[Data records]
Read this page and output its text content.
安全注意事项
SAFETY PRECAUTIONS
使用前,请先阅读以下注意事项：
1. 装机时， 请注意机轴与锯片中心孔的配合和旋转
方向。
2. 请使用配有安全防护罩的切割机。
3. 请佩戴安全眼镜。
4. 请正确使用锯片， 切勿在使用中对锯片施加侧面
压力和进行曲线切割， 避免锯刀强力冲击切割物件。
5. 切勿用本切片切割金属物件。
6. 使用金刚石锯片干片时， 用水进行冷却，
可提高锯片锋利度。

# Given request:
Reproduce every record above exactly as it appears.

# Final result:
Read this page and output its text content.
安全注意事项
SAFETY PRECAUTIONS
使用前,请先阅读以下注意事项：
1. 装机时， 请注意机轴与锯片中心孔的配合和旋转
方向。
2. 请使用配有安全防护罩的切割机。
3. 请佩戴安全眼镜。
4. 请正确使用锯片， 切勿在使用中对锯片施加侧面
压力和进行曲线切割， 避免锯刀强力冲击切割物件。
5. 切勿用本切片切割金属物件。
6. 使用金刚石锯片干片时， 用水进行冷却，
可提高锯片锋利度。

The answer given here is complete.